Scan the lines below for the word "your". Copy each line you find it in.

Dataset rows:
--------------------

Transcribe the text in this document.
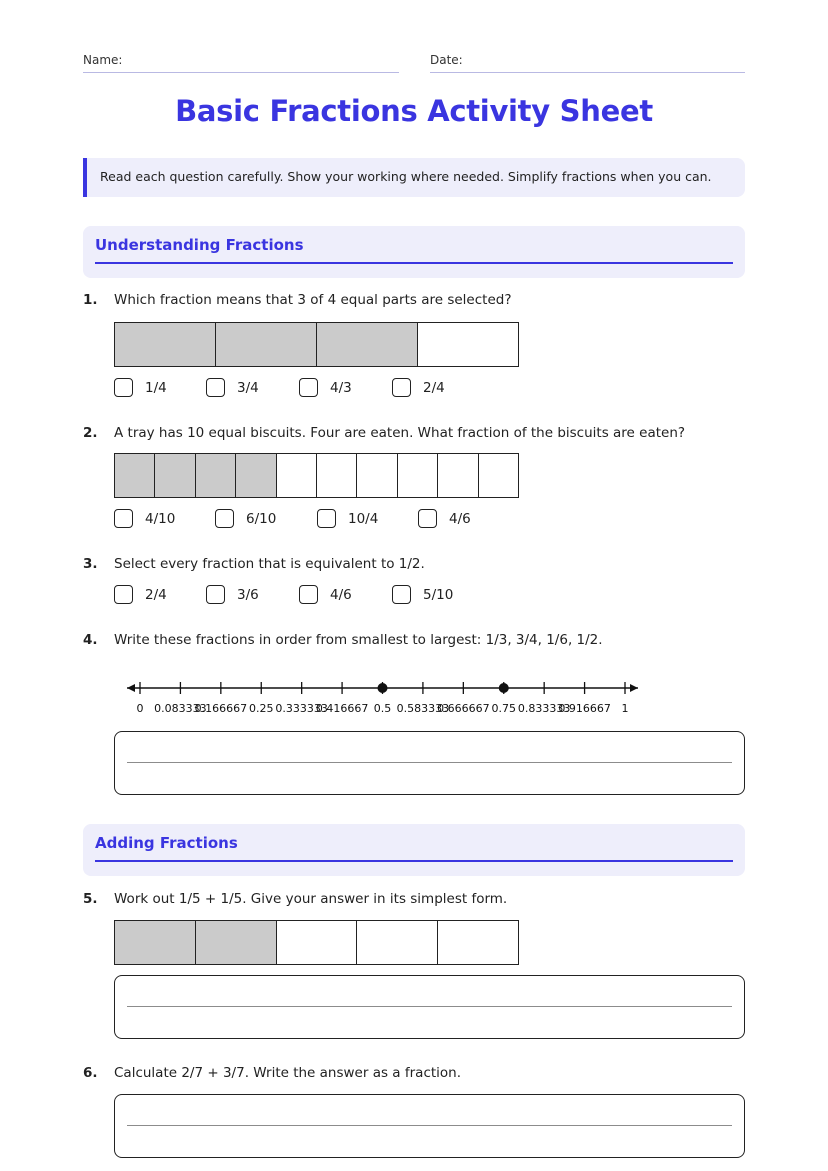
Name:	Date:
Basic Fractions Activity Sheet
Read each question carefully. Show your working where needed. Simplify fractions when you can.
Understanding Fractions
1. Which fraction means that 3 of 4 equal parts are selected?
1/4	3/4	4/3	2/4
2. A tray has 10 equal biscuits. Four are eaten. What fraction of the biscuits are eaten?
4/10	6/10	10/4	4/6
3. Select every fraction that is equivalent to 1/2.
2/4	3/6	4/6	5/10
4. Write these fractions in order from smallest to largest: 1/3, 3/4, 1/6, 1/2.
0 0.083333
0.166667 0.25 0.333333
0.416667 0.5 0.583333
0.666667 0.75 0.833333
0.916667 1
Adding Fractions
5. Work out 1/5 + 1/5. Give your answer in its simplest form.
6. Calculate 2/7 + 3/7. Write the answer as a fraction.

--------------------

▸ Exercise answer
Read each question carefully. Show your working where needed. Simplify fractions when you can.
5. Work out 1/5 + 1/5. Give your answer in its simplest form.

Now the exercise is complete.